* Begin *
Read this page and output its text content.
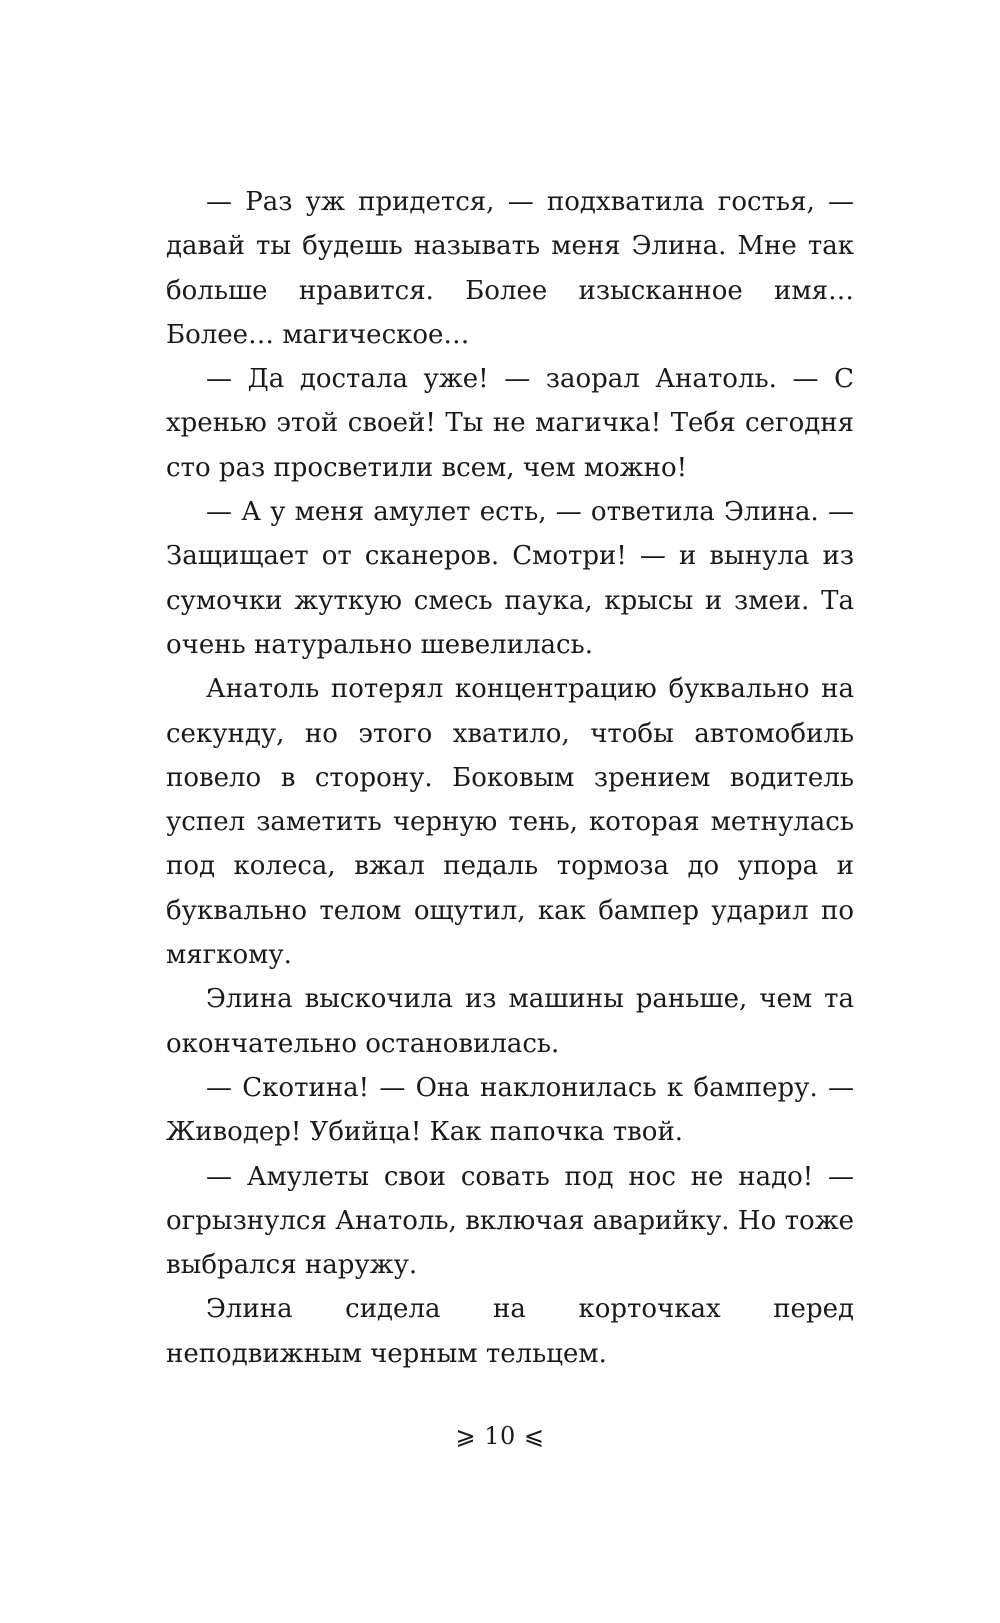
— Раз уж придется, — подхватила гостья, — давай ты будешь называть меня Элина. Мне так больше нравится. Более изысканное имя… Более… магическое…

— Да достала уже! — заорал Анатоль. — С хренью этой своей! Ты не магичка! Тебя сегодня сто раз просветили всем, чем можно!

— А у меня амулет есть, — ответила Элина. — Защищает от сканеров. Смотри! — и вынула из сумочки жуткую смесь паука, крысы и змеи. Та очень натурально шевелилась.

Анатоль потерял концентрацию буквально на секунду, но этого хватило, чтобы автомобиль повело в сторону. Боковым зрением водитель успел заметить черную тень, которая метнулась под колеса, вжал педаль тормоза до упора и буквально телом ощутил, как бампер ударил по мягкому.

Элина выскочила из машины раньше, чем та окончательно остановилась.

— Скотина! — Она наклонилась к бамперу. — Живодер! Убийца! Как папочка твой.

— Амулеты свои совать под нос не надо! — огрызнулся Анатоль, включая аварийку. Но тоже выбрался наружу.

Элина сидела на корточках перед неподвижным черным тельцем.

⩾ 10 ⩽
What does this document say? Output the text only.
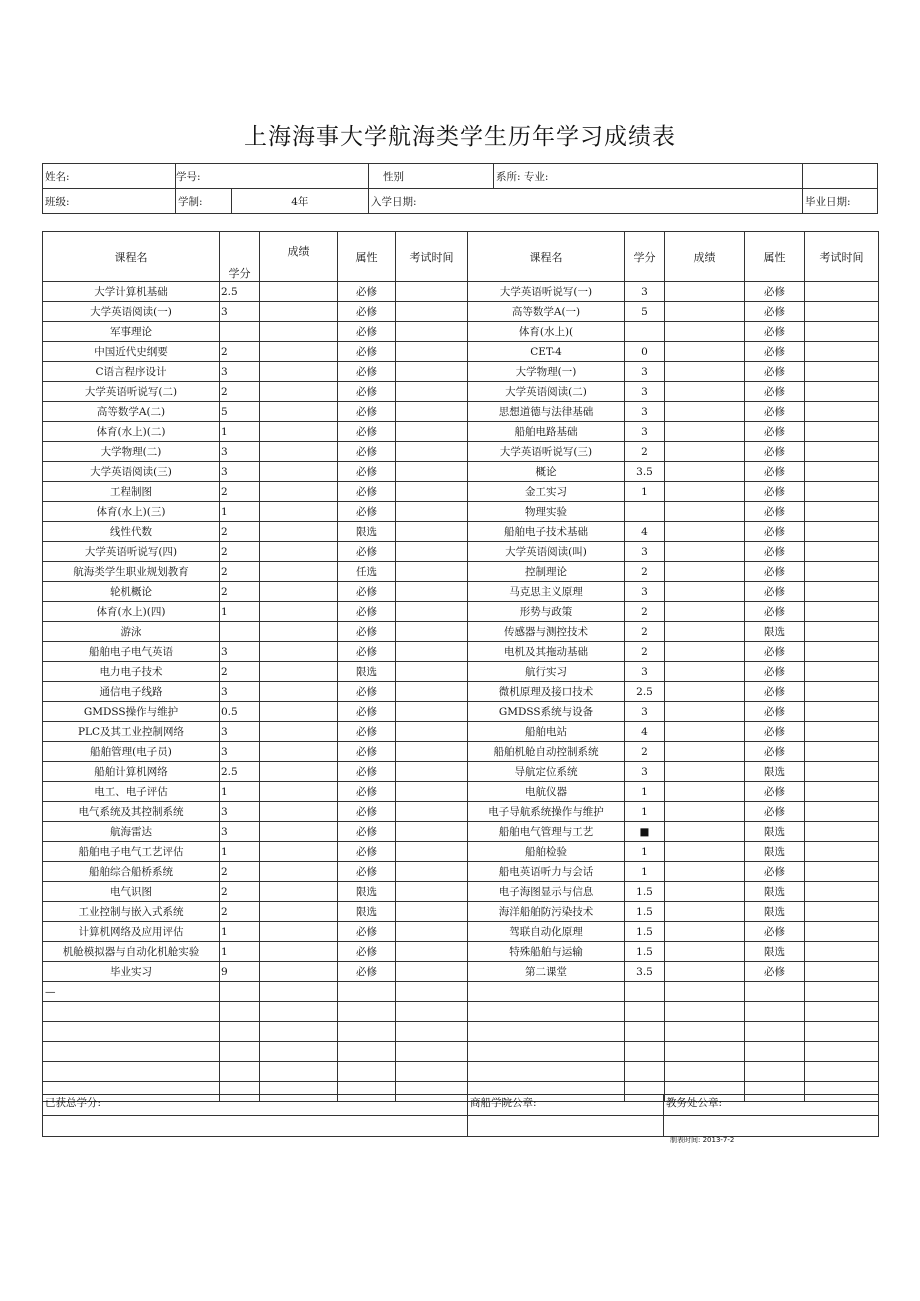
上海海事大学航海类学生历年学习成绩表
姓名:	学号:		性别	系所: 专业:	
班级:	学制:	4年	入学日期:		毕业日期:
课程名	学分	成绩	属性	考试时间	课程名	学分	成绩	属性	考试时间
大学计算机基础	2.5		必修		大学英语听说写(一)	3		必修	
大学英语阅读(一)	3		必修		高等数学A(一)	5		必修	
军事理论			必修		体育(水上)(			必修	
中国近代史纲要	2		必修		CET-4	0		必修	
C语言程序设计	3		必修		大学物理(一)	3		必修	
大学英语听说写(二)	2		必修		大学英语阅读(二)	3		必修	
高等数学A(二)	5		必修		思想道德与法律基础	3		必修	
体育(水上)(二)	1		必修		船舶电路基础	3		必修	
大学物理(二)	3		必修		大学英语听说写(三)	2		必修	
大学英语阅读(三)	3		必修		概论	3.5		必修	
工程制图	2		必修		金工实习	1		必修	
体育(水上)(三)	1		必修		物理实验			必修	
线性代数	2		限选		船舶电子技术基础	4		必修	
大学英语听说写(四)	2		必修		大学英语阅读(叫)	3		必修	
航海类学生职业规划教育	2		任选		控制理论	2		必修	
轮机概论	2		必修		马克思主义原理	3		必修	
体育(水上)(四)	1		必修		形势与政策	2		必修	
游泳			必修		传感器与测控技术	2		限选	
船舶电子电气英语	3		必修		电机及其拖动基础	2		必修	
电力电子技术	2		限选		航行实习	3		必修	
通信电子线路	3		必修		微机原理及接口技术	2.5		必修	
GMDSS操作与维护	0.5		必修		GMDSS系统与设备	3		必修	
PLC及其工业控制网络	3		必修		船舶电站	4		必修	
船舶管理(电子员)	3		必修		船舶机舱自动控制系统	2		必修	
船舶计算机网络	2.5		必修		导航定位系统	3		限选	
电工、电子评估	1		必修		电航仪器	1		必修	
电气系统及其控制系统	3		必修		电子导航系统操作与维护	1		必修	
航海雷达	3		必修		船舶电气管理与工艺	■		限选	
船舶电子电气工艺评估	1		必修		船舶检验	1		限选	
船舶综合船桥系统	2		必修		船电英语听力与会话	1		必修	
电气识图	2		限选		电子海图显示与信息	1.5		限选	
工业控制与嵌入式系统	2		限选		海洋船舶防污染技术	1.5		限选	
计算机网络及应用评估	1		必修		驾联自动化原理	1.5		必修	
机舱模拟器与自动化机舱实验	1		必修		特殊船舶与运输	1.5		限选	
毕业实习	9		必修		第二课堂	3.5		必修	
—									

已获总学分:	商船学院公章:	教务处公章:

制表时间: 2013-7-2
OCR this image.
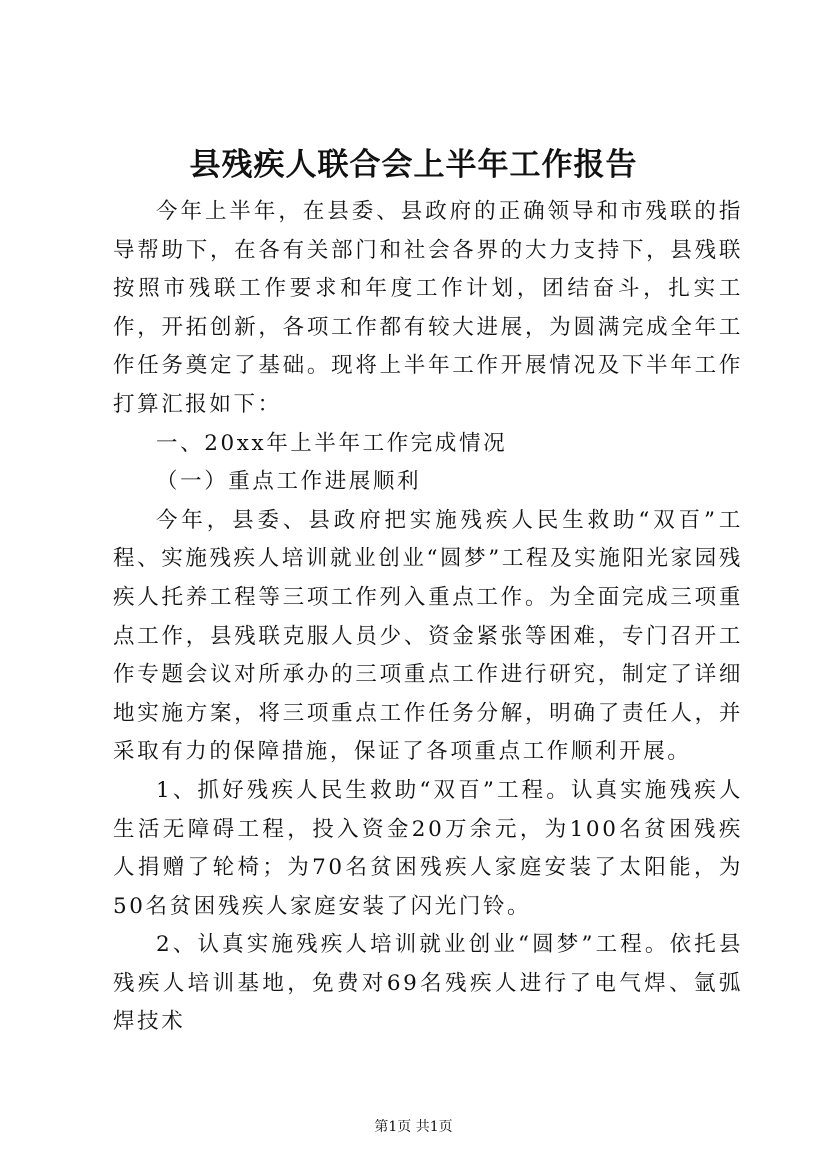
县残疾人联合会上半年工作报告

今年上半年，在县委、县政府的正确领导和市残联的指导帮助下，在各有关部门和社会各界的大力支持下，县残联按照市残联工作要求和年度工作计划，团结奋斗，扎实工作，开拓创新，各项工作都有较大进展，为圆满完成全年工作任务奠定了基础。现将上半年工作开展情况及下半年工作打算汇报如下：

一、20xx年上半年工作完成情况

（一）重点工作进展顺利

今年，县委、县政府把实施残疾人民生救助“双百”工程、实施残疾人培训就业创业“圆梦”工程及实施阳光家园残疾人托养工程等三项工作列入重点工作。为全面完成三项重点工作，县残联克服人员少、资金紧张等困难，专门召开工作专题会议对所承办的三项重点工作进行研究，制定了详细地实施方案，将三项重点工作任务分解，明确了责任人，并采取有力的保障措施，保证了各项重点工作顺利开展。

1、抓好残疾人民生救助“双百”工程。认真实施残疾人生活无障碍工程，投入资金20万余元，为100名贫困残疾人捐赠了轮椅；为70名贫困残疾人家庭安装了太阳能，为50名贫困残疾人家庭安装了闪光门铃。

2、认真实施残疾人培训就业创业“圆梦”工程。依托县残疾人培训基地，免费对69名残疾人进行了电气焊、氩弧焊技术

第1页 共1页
* End *
▶ [STATED TASK]: Retype the whole listing, keeping every line identical and omitting all pictures.

▶ [REPLY TO THE EXERCISE]:
Read this page and output its text content.
— Раз уж придется, — подхватила гостья, — давай ты будешь называть меня Элина. Мне так больше нравится. Более изысканное имя… Более… магическое…

— Да достала уже! — заорал Анатоль. — С хренью этой своей! Ты не магичка! Тебя сегодня сто раз просветили всем, чем можно!

— А у меня амулет есть, — ответила Элина. — Защищает от сканеров. Смотри! — и вынула из сумочки жуткую смесь паука, крысы и змеи. Та очень натурально шевелилась.

Анатоль потерял концентрацию буквально на секунду, но этого хватило, чтобы автомобиль повело в сторону. Боковым зрением водитель успел заметить черную тень, которая метнулась под колеса, вжал педаль тормоза до упора и буквально телом ощутил, как бампер ударил по мягкому.

Элина выскочила из машины раньше, чем та окончательно остановилась.

— Скотина! — Она наклонилась к бамперу. — Живодер! Убийца! Как папочка твой.

— Амулеты свои совать под нос не надо! — огрызнулся Анатоль, включая аварийку. Но тоже выбрался наружу.

Элина сидела на корточках перед неподвижным черным тельцем.

⩾ 10 ⩽
What does this document say? Output the text only.
上海海事大学航海类学生历年学习成绩表
姓名:	学号:		性别	系所: 专业:	
班级:	学制:	4年	入学日期:		毕业日期:
课程名	学分	成绩	属性	考试时间	课程名	学分	成绩	属性	考试时间
大学计算机基础	2.5		必修		大学英语听说写(一)	3		必修	
大学英语阅读(一)	3		必修		高等数学A(一)	5		必修	
军事理论			必修		体育(水上)(			必修	
中国近代史纲要	2		必修		CET-4	0		必修	
C语言程序设计	3		必修		大学物理(一)	3		必修	
大学英语听说写(二)	2		必修		大学英语阅读(二)	3		必修	
高等数学A(二)	5		必修		思想道德与法律基础	3		必修	
体育(水上)(二)	1		必修		船舶电路基础	3		必修	
大学物理(二)	3		必修		大学英语听说写(三)	2		必修	
大学英语阅读(三)	3		必修		概论	3.5		必修	
工程制图	2		必修		金工实习	1		必修	
体育(水上)(三)	1		必修		物理实验			必修	
线性代数	2		限选		船舶电子技术基础	4		必修	
大学英语听说写(四)	2		必修		大学英语阅读(叫)	3		必修	
航海类学生职业规划教育	2		任选		控制理论	2		必修	
轮机概论	2		必修		马克思主义原理	3		必修	
体育(水上)(四)	1		必修		形势与政策	2		必修	
游泳			必修		传感器与测控技术	2		限选	
船舶电子电气英语	3		必修		电机及其拖动基础	2		必修	
电力电子技术	2		限选		航行实习	3		必修	
通信电子线路	3		必修		微机原理及接口技术	2.5		必修	
GMDSS操作与维护	0.5		必修		GMDSS系统与设备	3		必修	
PLC及其工业控制网络	3		必修		船舶电站	4		必修	
船舶管理(电子员)	3		必修		船舶机舱自动控制系统	2		必修	
船舶计算机网络	2.5		必修		导航定位系统	3		限选	
电工、电子评估	1		必修		电航仪器	1		必修	
电气系统及其控制系统	3		必修		电子导航系统操作与维护	1		必修	
航海雷达	3		必修		船舶电气管理与工艺	■		限选	
船舶电子电气工艺评估	1		必修		船舶检验	1		限选	
船舶综合船桥系统	2		必修		船电英语听力与会话	1		必修	
电气识图	2		限选		电子海图显示与信息	1.5		限选	
工业控制与嵌入式系统	2		限选		海洋船舶防污染技术	1.5		限选	
计算机网络及应用评估	1		必修		驾联自动化原理	1.5		必修	
机舱模拟器与自动化机舱实验	1		必修		特殊船舶与运输	1.5		限选	
毕业实习	9		必修		第二课堂	3.5		必修	
—									

已获总学分:	商船学院公章:	教务处公章:

制表时间: 2013-7-2
OCR this image.
县残疾人联合会上半年工作报告

今年上半年，在县委、县政府的正确领导和市残联的指导帮助下，在各有关部门和社会各界的大力支持下，县残联按照市残联工作要求和年度工作计划，团结奋斗，扎实工作，开拓创新，各项工作都有较大进展，为圆满完成全年工作任务奠定了基础。现将上半年工作开展情况及下半年工作打算汇报如下：

一、20xx年上半年工作完成情况

（一）重点工作进展顺利

今年，县委、县政府把实施残疾人民生救助“双百”工程、实施残疾人培训就业创业“圆梦”工程及实施阳光家园残疾人托养工程等三项工作列入重点工作。为全面完成三项重点工作，县残联克服人员少、资金紧张等困难，专门召开工作专题会议对所承办的三项重点工作进行研究，制定了详细地实施方案，将三项重点工作任务分解，明确了责任人，并采取有力的保障措施，保证了各项重点工作顺利开展。

1、抓好残疾人民生救助“双百”工程。认真实施残疾人生活无障碍工程，投入资金20万余元，为100名贫困残疾人捐赠了轮椅；为70名贫困残疾人家庭安装了太阳能，为50名贫困残疾人家庭安装了闪光门铃。

2、认真实施残疾人培训就业创业“圆梦”工程。依托县残疾人培训基地，免费对69名残疾人进行了电气焊、氩弧焊技术

第1页 共1页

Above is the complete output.